→ Direction:
In your copy, leave out the pictures; write out all the data exactly.

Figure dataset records

---

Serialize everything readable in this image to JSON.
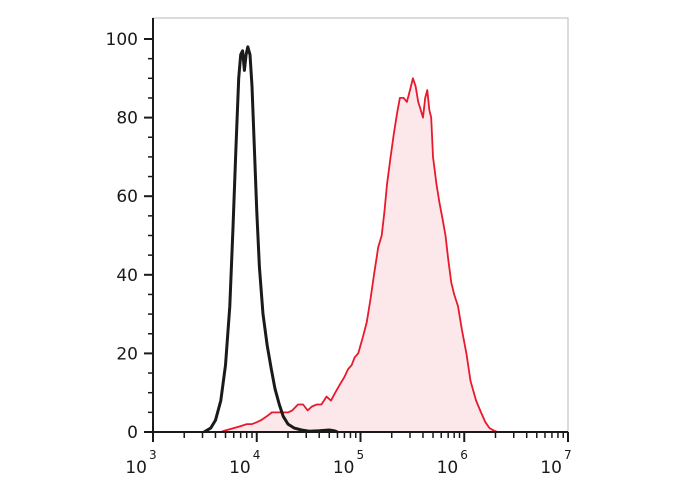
{
  "chart_data": {
    "type": "area",
    "title": "",
    "xlabel": "",
    "ylabel": "",
    "x_scale": "log",
    "xlim": [
      1000,
      10000000
    ],
    "ylim": [
      0,
      100
    ],
    "x_ticks": [
      {
        "base": "10",
        "exp": "3",
        "value": 1000
      },
      {
        "base": "10",
        "exp": "4",
        "value": 10000
      },
      {
        "base": "10",
        "exp": "5",
        "value": 100000
      },
      {
        "base": "10",
        "exp": "6",
        "value": 1000000
      },
      {
        "base": "10",
        "exp": "7",
        "value": 10000000
      }
    ],
    "y_ticks": [
      {
        "label": "0",
        "value": 0
      },
      {
        "label": "20",
        "value": 20
      },
      {
        "label": "40",
        "value": 40
      },
      {
        "label": "60",
        "value": 60
      },
      {
        "label": "80",
        "value": 80
      },
      {
        "label": "100",
        "value": 100
      }
    ],
    "grid": false,
    "legend": "none",
    "series": [
      {
        "color": "#1a1a1a",
        "fill": "none",
        "points": [
          [
            3100,
            0
          ],
          [
            3600,
            1
          ],
          [
            4000,
            3
          ],
          [
            4500,
            8
          ],
          [
            5000,
            17
          ],
          [
            5500,
            32
          ],
          [
            5900,
            52
          ],
          [
            6300,
            72
          ],
          [
            6700,
            90
          ],
          [
            7000,
            96
          ],
          [
            7300,
            97
          ],
          [
            7600,
            92
          ],
          [
            7900,
            96
          ],
          [
            8200,
            98
          ],
          [
            8600,
            96
          ],
          [
            9000,
            88
          ],
          [
            9500,
            72
          ],
          [
            10000,
            56
          ],
          [
            10600,
            42
          ],
          [
            11500,
            30
          ],
          [
            12600,
            22
          ],
          [
            13800,
            16
          ],
          [
            15000,
            11
          ],
          [
            16500,
            7
          ],
          [
            18000,
            4
          ],
          [
            20000,
            2
          ],
          [
            23000,
            1
          ],
          [
            27000,
            0.5
          ],
          [
            32000,
            0.2
          ],
          [
            40000,
            0.3
          ],
          [
            50000,
            0.5
          ],
          [
            56000,
            0.3
          ],
          [
            60000,
            0
          ]
        ]
      },
      {
        "color": "#e8192c",
        "fill": "#fce8ea",
        "points": [
          [
            4500,
            0
          ],
          [
            5000,
            0.4
          ],
          [
            6000,
            1
          ],
          [
            7000,
            1.5
          ],
          [
            8000,
            2
          ],
          [
            9000,
            2
          ],
          [
            10000,
            2.5
          ],
          [
            11000,
            3
          ],
          [
            12500,
            4
          ],
          [
            14000,
            5
          ],
          [
            16000,
            5
          ],
          [
            18000,
            5
          ],
          [
            20000,
            5
          ],
          [
            22000,
            5.5
          ],
          [
            25000,
            7
          ],
          [
            28000,
            7
          ],
          [
            31000,
            5.5
          ],
          [
            34000,
            6.5
          ],
          [
            38000,
            7
          ],
          [
            42000,
            7
          ],
          [
            47000,
            9
          ],
          [
            52000,
            8
          ],
          [
            57000,
            10
          ],
          [
            63000,
            12
          ],
          [
            70000,
            14
          ],
          [
            76000,
            16
          ],
          [
            82000,
            17
          ],
          [
            88000,
            19
          ],
          [
            95000,
            20
          ],
          [
            105000,
            24
          ],
          [
            115000,
            28
          ],
          [
            125000,
            34
          ],
          [
            135000,
            40
          ],
          [
            148000,
            47
          ],
          [
            160000,
            50
          ],
          [
            170000,
            56
          ],
          [
            180000,
            63
          ],
          [
            195000,
            70
          ],
          [
            210000,
            76
          ],
          [
            225000,
            81
          ],
          [
            240000,
            85
          ],
          [
            260000,
            85
          ],
          [
            280000,
            84
          ],
          [
            300000,
            87
          ],
          [
            320000,
            90
          ],
          [
            340000,
            88
          ],
          [
            360000,
            84
          ],
          [
            380000,
            82
          ],
          [
            400000,
            80
          ],
          [
            420000,
            85
          ],
          [
            440000,
            87
          ],
          [
            460000,
            82
          ],
          [
            480000,
            80
          ],
          [
            500000,
            70
          ],
          [
            540000,
            63
          ],
          [
            580000,
            58
          ],
          [
            620000,
            54
          ],
          [
            660000,
            50
          ],
          [
            700000,
            44
          ],
          [
            750000,
            38
          ],
          [
            800000,
            35
          ],
          [
            870000,
            32
          ],
          [
            950000,
            26
          ],
          [
            1050000,
            20
          ],
          [
            1150000,
            13
          ],
          [
            1300000,
            8
          ],
          [
            1450000,
            5
          ],
          [
            1600000,
            2.5
          ],
          [
            1750000,
            1
          ],
          [
            1950000,
            0.3
          ],
          [
            2100000,
            0
          ]
        ]
      }
    ]
  }
}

---

→ Response:
Serialize everything readable in this image to JSON.
{
  "chart_data": {
    "type": "area",
    "title": "",
    "xlabel": "",
    "ylabel": "",
    "x_scale": "log",
    "xlim": [
      1000,
      10000000
    ],
    "ylim": [
      0,
      100
    ],
    "x_ticks": [
      {
        "base": "10",
        "exp": "3",
        "value": 1000
      },
      {
        "base": "10",
        "exp": "4",
        "value": 10000
      },
      {
        "base": "10",
        "exp": "5",
        "value": 100000
      },
      {
        "base": "10",
        "exp": "6",
        "value": 1000000
      },
      {
        "base": "10",
        "exp": "7",
        "value": 10000000
      }
    ],
    "y_ticks": [
      {
        "label": "0",
        "value": 0
      },
      {
        "label": "20",
        "value": 20
      },
      {
        "label": "40",
        "value": 40
      },
      {
        "label": "60",
        "value": 60
      },
      {
        "label": "80",
        "value": 80
      },
      {
        "label": "100",
        "value": 100
      }
    ],
    "grid": false,
    "legend": "none",
    "series": [
      {
        "color": "#1a1a1a",
        "fill": "none",
        "points": [
          [
            3100,
            0
          ],
          [
            3600,
            1
          ],
          [
            4000,
            3
          ],
          [
            4500,
            8
          ],
          [
            5000,
            17
          ],
          [
            5500,
            32
          ],
          [
            5900,
            52
          ],
          [
            6300,
            72
          ],
          [
            6700,
            90
          ],
          [
            7000,
            96
          ],
          [
            7300,
            97
          ],
          [
            7600,
            92
          ],
          [
            7900,
            96
          ],
          [
            8200,
            98
          ],
          [
            8600,
            96
          ],
          [
            9000,
            88
          ],
          [
            9500,
            72
          ],
          [
            10000,
            56
          ],
          [
            10600,
            42
          ],
          [
            11500,
            30
          ],
          [
            12600,
            22
          ],
          [
            13800,
            16
          ],
          [
            15000,
            11
          ],
          [
            16500,
            7
          ],
          [
            18000,
            4
          ],
          [
            20000,
            2
          ],
          [
            23000,
            1
          ],
          [
            27000,
            0.5
          ],
          [
            32000,
            0.2
          ],
          [
            40000,
            0.3
          ],
          [
            50000,
            0.5
          ],
          [
            56000,
            0.3
          ],
          [
            60000,
            0
          ]
        ]
      },
      {
        "color": "#e8192c",
        "fill": "#fce8ea",
        "points": [
          [
            4500,
            0
          ],
          [
            5000,
            0.4
          ],
          [
            6000,
            1
          ],
          [
            7000,
            1.5
          ],
          [
            8000,
            2
          ],
          [
            9000,
            2
          ],
          [
            10000,
            2.5
          ],
          [
            11000,
            3
          ],
          [
            12500,
            4
          ],
          [
            14000,
            5
          ],
          [
            16000,
            5
          ],
          [
            18000,
            5
          ],
          [
            20000,
            5
          ],
          [
            22000,
            5.5
          ],
          [
            25000,
            7
          ],
          [
            28000,
            7
          ],
          [
            31000,
            5.5
          ],
          [
            34000,
            6.5
          ],
          [
            38000,
            7
          ],
          [
            42000,
            7
          ],
          [
            47000,
            9
          ],
          [
            52000,
            8
          ],
          [
            57000,
            10
          ],
          [
            63000,
            12
          ],
          [
            70000,
            14
          ],
          [
            76000,
            16
          ],
          [
            82000,
            17
          ],
          [
            88000,
            19
          ],
          [
            95000,
            20
          ],
          [
            105000,
            24
          ],
          [
            115000,
            28
          ],
          [
            125000,
            34
          ],
          [
            135000,
            40
          ],
          [
            148000,
            47
          ],
          [
            160000,
            50
          ],
          [
            170000,
            56
          ],
          [
            180000,
            63
          ],
          [
            195000,
            70
          ],
          [
            210000,
            76
          ],
          [
            225000,
            81
          ],
          [
            240000,
            85
          ],
          [
            260000,
            85
          ],
          [
            280000,
            84
          ],
          [
            300000,
            87
          ],
          [
            320000,
            90
          ],
          [
            340000,
            88
          ],
          [
            360000,
            84
          ],
          [
            380000,
            82
          ],
          [
            400000,
            80
          ],
          [
            420000,
            85
          ],
          [
            440000,
            87
          ],
          [
            460000,
            82
          ],
          [
            480000,
            80
          ],
          [
            500000,
            70
          ],
          [
            540000,
            63
          ],
          [
            580000,
            58
          ],
          [
            620000,
            54
          ],
          [
            660000,
            50
          ],
          [
            700000,
            44
          ],
          [
            750000,
            38
          ],
          [
            800000,
            35
          ],
          [
            870000,
            32
          ],
          [
            950000,
            26
          ],
          [
            1050000,
            20
          ],
          [
            1150000,
            13
          ],
          [
            1300000,
            8
          ],
          [
            1450000,
            5
          ],
          [
            1600000,
            2.5
          ],
          [
            1750000,
            1
          ],
          [
            1950000,
            0.3
          ],
          [
            2100000,
            0
          ]
        ]
      }
    ]
  }
}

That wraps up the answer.